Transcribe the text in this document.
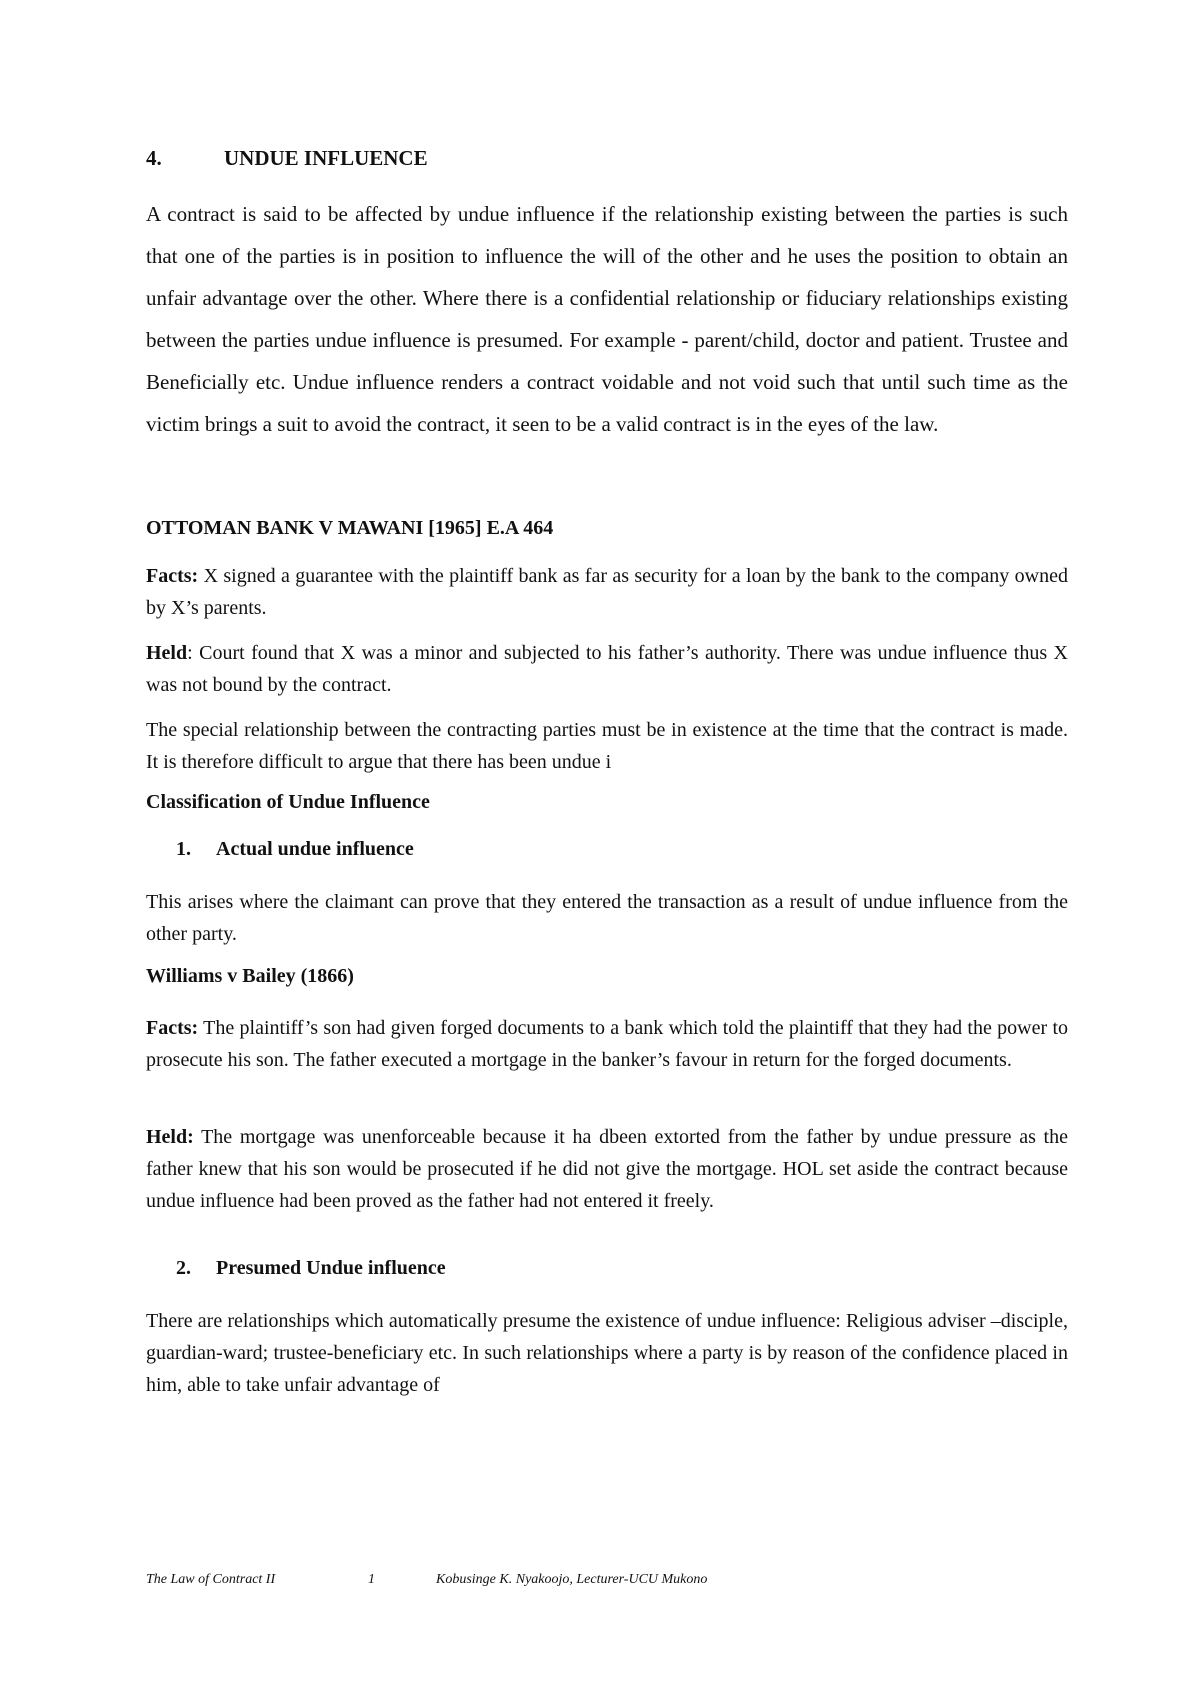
4.	UNDUE INFLUENCE

A contract is said to be affected by undue influence if the relationship existing between the parties is such that one of the parties is in position to influence the will of the other and he uses the position to obtain an unfair advantage over the other. Where there is a confidential relationship or fiduciary relationships existing between the parties undue influence is presumed. For example - parent/child, doctor and patient. Trustee and Beneficially etc. Undue influence renders a contract voidable and not void such that until such time as the victim brings a suit to avoid the contract, it seen to be a valid contract is in the eyes of the law.

OTTOMAN BANK V MAWANI [1965] E.A 464

Facts: X signed a guarantee with the plaintiff bank as far as security for a loan by the bank to the company owned by X’s parents.

Held: Court found that X was a minor and subjected to his father’s authority. There was undue influence thus X was not bound by the contract.

The special relationship between the contracting parties must be in existence at the time that the contract is made. It is therefore difficult to argue that there has been undue i

Classification of Undue Influence
1. Actual undue influence

This arises where the claimant can prove that they entered the transaction as a result of undue influence from the other party.

Williams v Bailey (1866)

Facts: The plaintiff’s son had given forged documents to a bank which told the plaintiff that they had the power to prosecute his son. The father executed a mortgage in the banker’s favour in return for the forged documents.

Held: The mortgage was unenforceable because it ha dbeen extorted from the father by undue pressure as the father knew that his son would be prosecuted if he did not give the mortgage. HOL set aside the contract because undue influence had been proved as the father had not entered it freely.

2. Presumed Undue influence

There are relationships which automatically presume the existence of undue influence: Religious adviser –disciple, guardian-ward; trustee-beneficiary etc. In such relationships where a party is by reason of the confidence placed in him, able to take unfair advantage of

The Law of Contract II	1	Kobusinge K. Nyakoojo, Lecturer-UCU Mukono
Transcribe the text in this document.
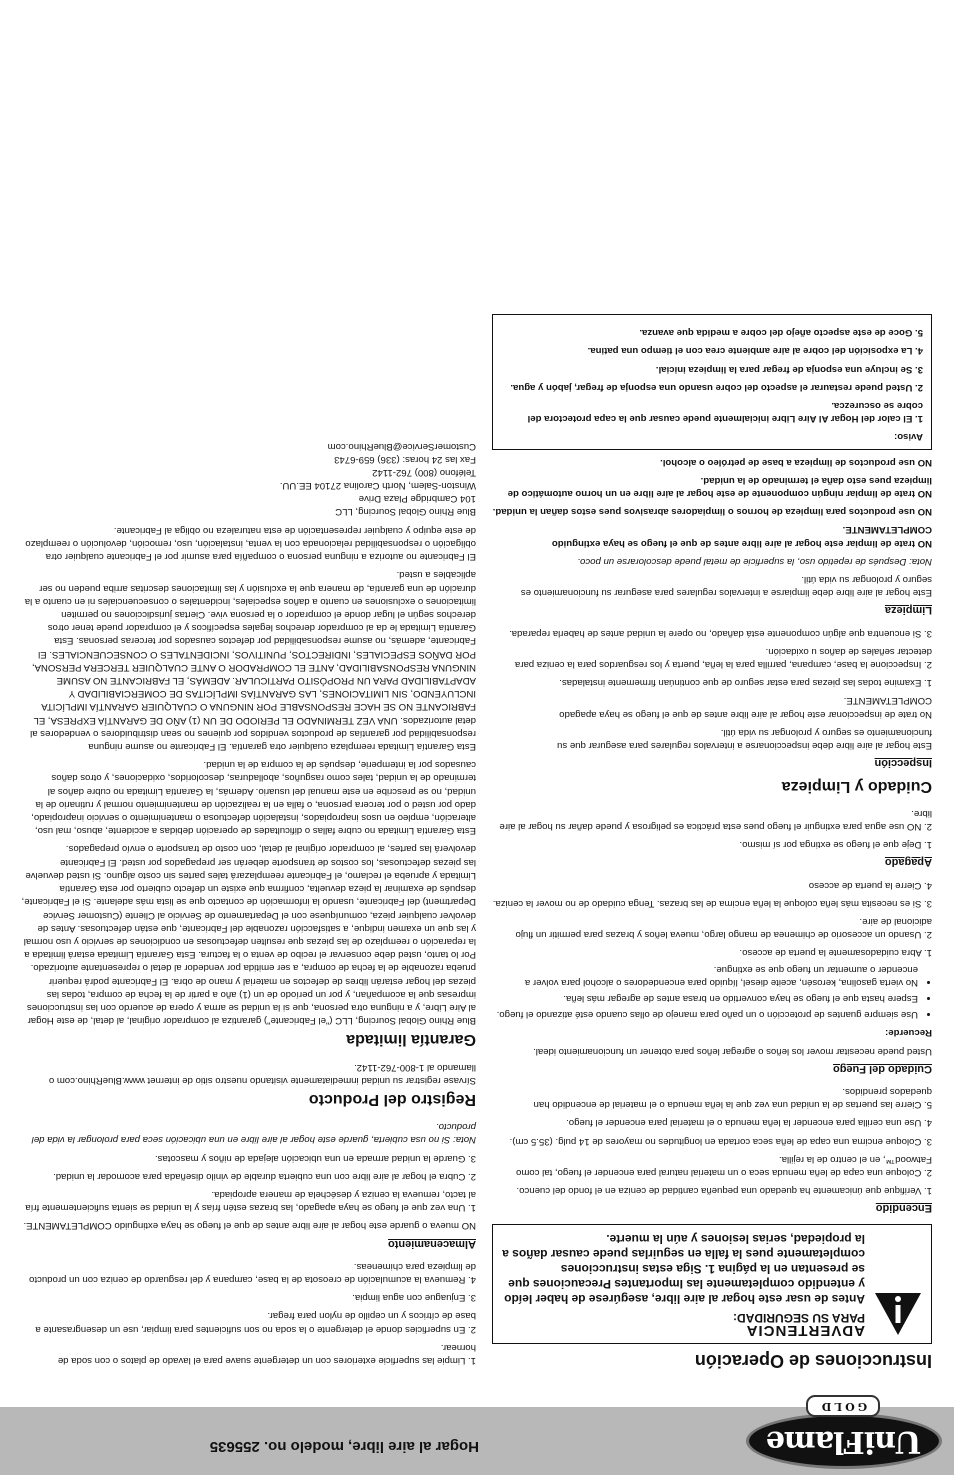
UniFlame
GOLD
Hogar al aire libre, modelo no. 255635
Instrucciones de Operación
ADVERTENCIA
PARA SU SEGURIDAD:
Antes de usar este hogar al aire libre, asegúrese de haber leído y entendido completamente las Importantes Precauciones que se presentan en la página 1. Siga estas instrucciones completamente pues la falla en seguirlas puede causar daños a la propiedad, serias lesiones y aún la muerte.
Encendido

1. Verifique que únicamente ha quedado una pequeña cantidad de ceniza en el fondo del cuenco.

2. Coloque una capa de leña menuda seca o un material natural para encender el fuego, tal como Fatwood™, en el centro de la rejilla.

3. Coloque encima una capa de leña seca cortada en longitudes no mayores de 14 pulg. (35.5 cm).

4. Use una cerilla para encender la leña menuda o el material para encender el fuego.

5. Cierre las puertas de la unidad una vez que la leña menuda o el material de encendido han quedados prendidos.

Cuidado del Fuego

Usted puede necesitar mover los leños o agregar leños para obtener un funcionamiento ideal.

Recuerde:

• Use siempre guantes de protección o un paño para manejo de ollas cuando esté atizando el fuego.
• Espere hasta que el fuego se haya convertido en brasa antes de agregar más leña.
• No vierta gasolina, kerosén, aceite diesel, líquido para encendedores o alcohol para volver a encender o aumentar un fuego que se extingue.

1. Abra cuidadosamente la puerta de acceso.

2. Usando un accesorio de chimenea de mango largo, mueva leños y brazas para permitir un flujo adicional de aire.

3. Si es necesita más leña coloque la leña encima de las brazas. Tenga cuidado de no mover la ceniza.

4. Cierre la puerta de acceso

Apagado

1. Deje que el fuego se extinga por sí mismo.

2. NO use agua para extinguir el fuego pues esta práctica es peligrosa y puede dañar su hogar al aire libre.

Cuidado y Limpieza
Inspección

Este hogar al aire libre debe inspeccionarse a intervalos regulares para asegurar que su funcionamiento es seguro y prolongar su vida útil.

No trate de inspeccionar este hogar al aire libre antes de que el fuego se haya apagado COMPLETAMENTE.

1. Examine todas las piezas para estar seguro de que continúan firmemente instaladas.

2. Inspeccione la base, campana, parrilla para la leña, puerta y los resguardos para la ceniza para detectar señales de daños u oxidación.

3. Si encuentra que algún componente está dañado, no opere la unidad antes de haberla reparada.

Limpieza

Este hogar al aire libre debe limpiarse a intervalos regulares para asegurar su funcionamiento es seguro y prolongar su vida útil.

Nota: Después de repetido uso, la superficie de metal puede descolorarse un poco.

NO trate de limpiar este hogar al aire libre antes de que el fuego se haya extinguido COMPLETAMENTE.

NO use productos para limpieza de hornos o limpiadores abrasivos pues estos dañan la unidad.

NO trate de limpiar ningún componente de este hogar al aire libre en un horno automático de limpieza pues esto daña el terminado de la unidad.

NO use productos de limpieza a base de petróleo o alcohol.

Aviso:

1. El calor del Hogar Al Aire Libre inicialmente puede causar que la capa protectora del cobre se oscurezca.

2. Usted puede restaurar el aspecto del cobre usando una esponja de fregar, jabón y agua.

3. Se incluye una esponja de fregar para la limpieza inicial.

4. La exposición del cobre al aire ambiente crea con el tiempo una patina.

5. Goce de este aspecto añejo del cobre a medida que avanza.

1. Limpie las superficie exteriores con un detergente suave para el lavado de platos o con soda de hornear.

2. En superficies donde el detergente o la soda no son suficientes para limpiar, use un desengrasante a base de cítricos y un cepillo de nylon para fregar.

3. Enjuague con agua limpia.

4. Remueva la acumulación de creosota de la base, campana y del resguardo de ceniza con un producto de limpieza para chimeneas.

Almacenamiento

NO mueva o guarde este hogar al aire libre antes de que el fuego se haya extinguido COMPLETAMENTE.

1. Una vez que el fuego se haya apagado, las brazas estén frías y la unidad se sienta suficientemente fría al tacto, remueva la ceniza y deséchela de manera apropiada.

2. Cubra el hogar al aire libre con una cubierta durable de vinilo diseñada para acomodar la unidad.

3. Guarde la unidad armada en una ubicación alejada de niños y mascotas.

Nota: Si no usa cubierta, guarde este hogar al aire libre en una ubicación seca para prolongar la vida del producto.

Registro del Producto

Sírvase registrar su unidad inmediatamente visitando nuestro sitio de internet www.BlueRhino.com o llamando al 1-800-762-1142.

Garantía limitada

Blue Rhino Global Sourcing, LLC ("el Fabricante") garantiza al comprador original, al detal, de este Hogar al Aire Libre, y a ninguna otra persona, que si la unidad se arma y opera de acuerdo con las instrucciones impresas que la acompañan, y por un período de un (1) año a partir de la fecha de compra, todas las piezas del hogar estarán libres de defectos en material y mano de obra. El Fabricante podrá requerir prueba razonable de la fecha de compra, a ser emitida por vendedor al detal o representante autorizado. Por lo tanto, usted debe conservar el recibo de venta o la factura. Esta Garantía Limitada estará limitada a la reparación o reemplazo de las piezas que resulten defectuosas en condiciones de servicio y uso normal y las que un examen indique, a satisfacción razonable del Fabricante, que están defectuosas. Antes de devolver cualquier pieza, comuníquese con el Departamento de Servicio al Cliente (Customer Service Department) del Fabricante, usando la información de contacto que se lista más adelante. Si el Fabricante, después de examinar la pieza devuelta, confirma que existe un defecto cubierto por esta Garantía Limitada y aprueba el reclamo, el Fabricante reemplazará tales partes sin costo alguno. Si usted devuelve las piezas defectuosas, los costos de transporte deberán ser prepagados por usted. El Fabricante devolverá las partes, al comprador original al detal, con costo de transporte o envío prepagados.

Esta Garantía Limitada no cubre fallas o dificultades de operación debidas a accidente, abuso, mal uso, alteración, empleo en usos inapropiados, instalación defectuosa o mantenimiento o servicio inapropiado, dado por usted o por tercera persona, o falla en la realización de mantenimiento normal y rutinario de la unidad, no se prescribe en este manual del usuario. Además, la Garantía Limitada no cubre daños al terminado de la unidad, tales como rasguños, abolladuras, descoloridos, oxidaciones, y otros daños causados por la intemperie, después de la compra de la unidad.

Esta Garantía Limitada reemplaza cualquier otra garantía. El Fabricante no asume ninguna responsabilidad por garantías de productos vendidos por quienes no sean distribuidores o vendedores al detal autorizados. UNA VEZ TERMINADO EL PERIODO DE UN (1) AÑO DE GARANTÍA EXPRESA, EL FABRICANTE NO SE HACE RESPONSABLE POR NINGUNA O CUALQUIER GARANTÍA IMPLÍCITA INCLUYENDO, SIN LIMITACIONES, LAS GARANTÍAS IMPLÍCITAS DE COMERCIABILIDAD Y ADAPTABILIDAD PARA UN PROPÓSITO PARTICULAR. ADEMÁS, EL FABRICANTE NO ASUME NINGUNA RESPONSABILIDAD, ANTE EL COMPRADOR O ANTE CUALQUIER TERCERA PERSONA, POR DAÑOS ESPECIALES, INDIRECTOS, PUNITIVOS, INCIDENTALES O CONSECUENCIALES. El Fabricante, además, no asume responsabilidad por defectos causados por terceras personas. Esta Garantía Limitada le da al comprador derechos legales específicos y el comprador puede tener otros derechos según el lugar donde el comprador o la persona vive. Ciertas jurisdicciones no permiten limitaciones o exclusiones en cuanto a daños especiales, incidentales o consecuenciales ni en cuanto a la duración de una garantía, de manera que la exclusión y las limitaciones descritas arriba pueden no ser aplicables a usted.

El Fabricante no autoriza a ninguna persona o compañía para asumir por el Fabricante cualquier otra obligación o responsabilidad relacionada con la venta, instalación, uso, remoción, devolución o reemplazo de este equipo y cualquier representación de esta naturaleza no obliga al Fabricante.

Blue Rhino Global Sourcing, LLC
104 Cambridge Plaza Drive
Winston-Salem, North Carolina 27104 EE.UU.
Teléfono (800) 762-1142
Fax las 24 horas: (336) 659-6743
CustomerService@BlueRhino.com
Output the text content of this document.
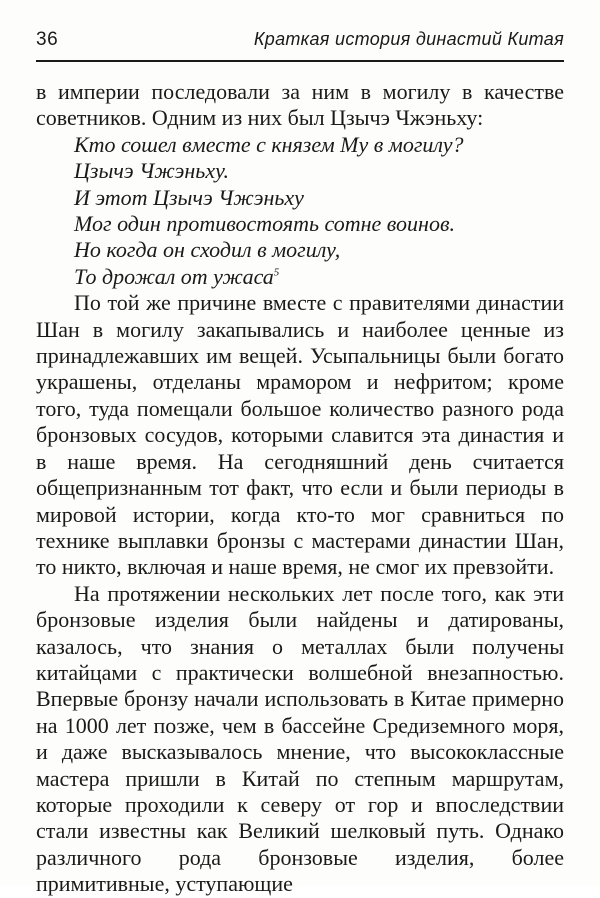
36	Краткая история династий Китая

в империи последовали за ним в могилу в качестве советников. Одним из них был Цзычэ Чжэньху:

Кто сошел вместе с князем Му в могилу?
Цзычэ Чжэньху.
И этот Цзычэ Чжэньху
Мог один противостоять сотне воинов.
Но когда он сходил в могилу,
То дрожал от ужаса$^5$

По той же причине вместе с правителями династии Шан в могилу закапывались и наиболее ценные из принадлежавших им вещей. Усыпальницы были богато украшены, отделаны мрамором и нефритом; кроме того, туда помещали большое количество разного рода бронзовых сосудов, которыми славится эта династия и в наше время. На сегодняшний день считается общепризнанным тот факт, что если и были периоды в мировой истории, когда кто-то мог сравниться по технике выплавки бронзы с мастерами династии Шан, то никто, включая и наше время, не смог их превзойти.

На протяжении нескольких лет после того, как эти бронзовые изделия были найдены и датированы, казалось, что знания о металлах были получены китайцами с практически волшебной внезапностью. Впервые бронзу начали использовать в Китае примерно на 1000 лет позже, чем в бассейне Средиземного моря, и даже высказывалось мнение, что высококлассные мастера пришли в Китай по степным маршрутам, которые проходили к северу от гор и впоследствии стали известны как Великий шелковый путь. Однако различного рода бронзовые изделия, более примитивные, уступающие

• What is being asked: Pick out every line above that holds the word "intervalos" and copy it.

• Reply to the task:
Este hogar al aire libre debe inspeccionarse a intervalos regulares para asegurar que su funcionamiento es seguro y prolongar su vida útil.
Este hogar al aire libre debe limpiarse a intervalos regulares para asegurar su funcionamiento es seguro y prolongar su vida útil.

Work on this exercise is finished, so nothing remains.